**Problem details**
Below are the records; reproduce all of them exactly but without any images.

┌─ Data to process

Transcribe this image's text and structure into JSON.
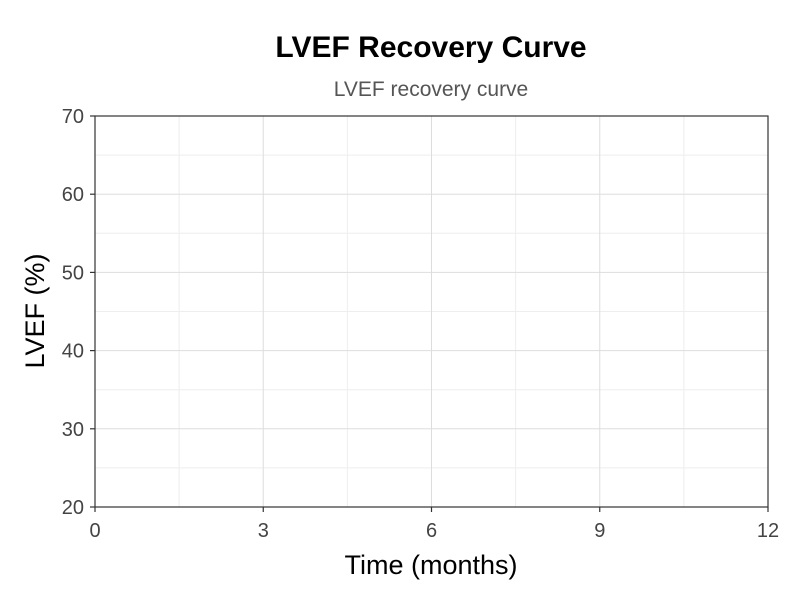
{
  "chart_data": {
    "type": "line",
    "title": "LVEF Recovery Curve",
    "subtitle": "LVEF recovery curve",
    "xlabel": "Time (months)",
    "ylabel": "LVEF (%)",
    "xlim": [
      0,
      12
    ],
    "ylim": [
      20,
      70
    ],
    "x_ticks": [
      0,
      3,
      6,
      9,
      12
    ],
    "y_ticks": [
      20,
      30,
      40,
      50,
      60,
      70
    ],
    "x_minor_ticks": [
      1.5,
      4.5,
      7.5,
      10.5
    ],
    "y_minor_ticks": [
      25,
      35,
      45,
      55,
      65
    ],
    "grid": true,
    "series": [],
    "colors": {
      "grid_major": "#dddddd",
      "grid_minor": "#eeeeee",
      "axis": "#333333"
    }
  }
}
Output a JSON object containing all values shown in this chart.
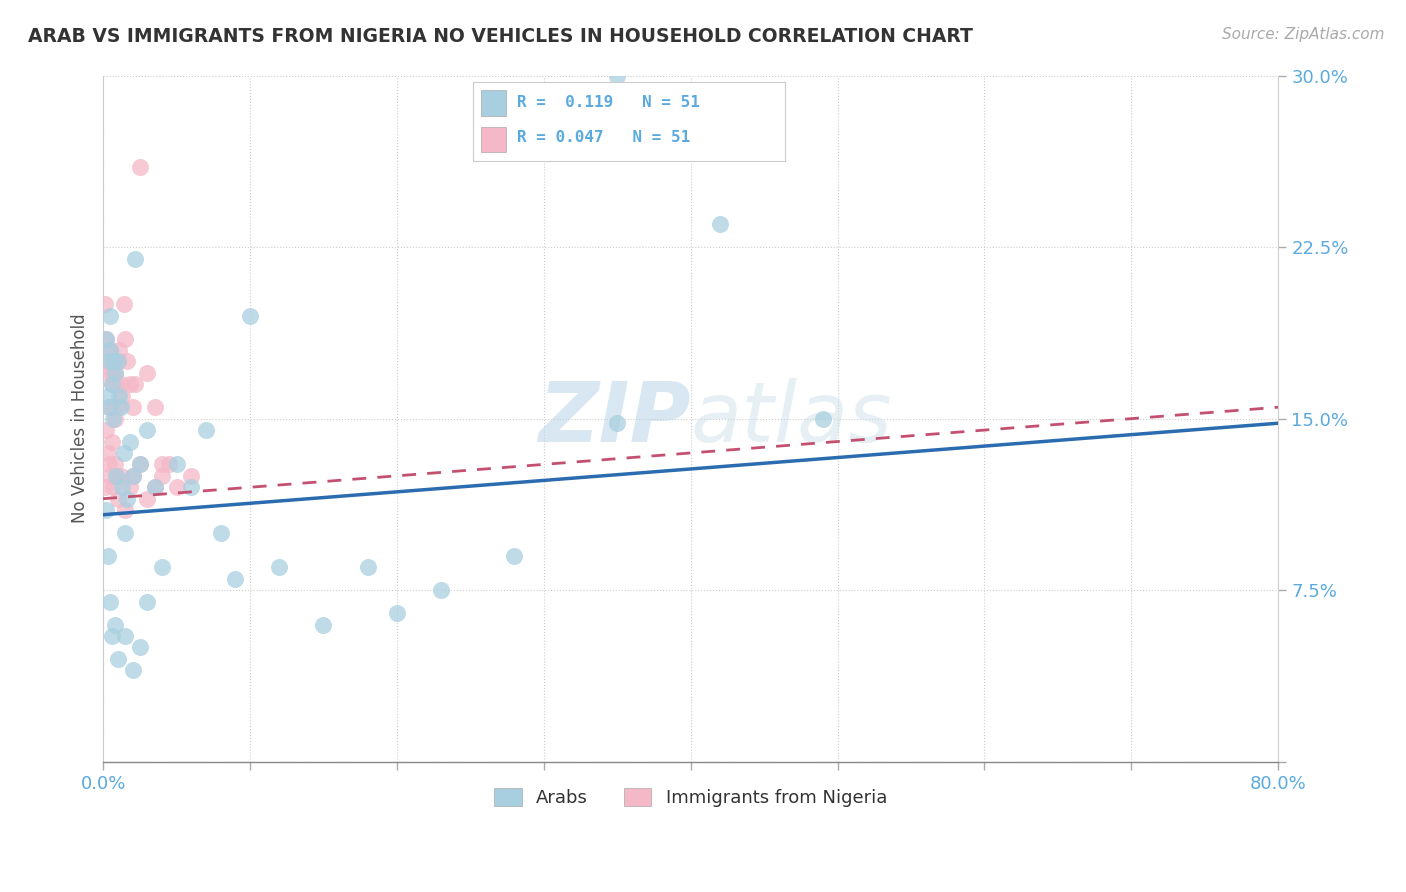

└─

**Final answer**
Transcribe this image's text and structure into JSON.
{
  "chart_data": {
    "type": "line",
    "title": "LVEF Recovery Curve",
    "subtitle": "LVEF recovery curve",
    "xlabel": "Time (months)",
    "ylabel": "LVEF (%)",
    "xlim": [
      0,
      12
    ],
    "ylim": [
      20,
      70
    ],
    "x_ticks": [
      0,
      3,
      6,
      9,
      12
    ],
    "y_ticks": [
      20,
      30,
      40,
      50,
      60,
      70
    ],
    "x_minor_ticks": [
      1.5,
      4.5,
      7.5,
      10.5
    ],
    "y_minor_ticks": [
      25,
      35,
      45,
      55,
      65
    ],
    "grid": true,
    "series": [],
    "colors": {
      "grid_major": "#dddddd",
      "grid_minor": "#eeeeee",
      "axis": "#333333"
    }
  }
}
Output a JSON object containing all values shown in this chart.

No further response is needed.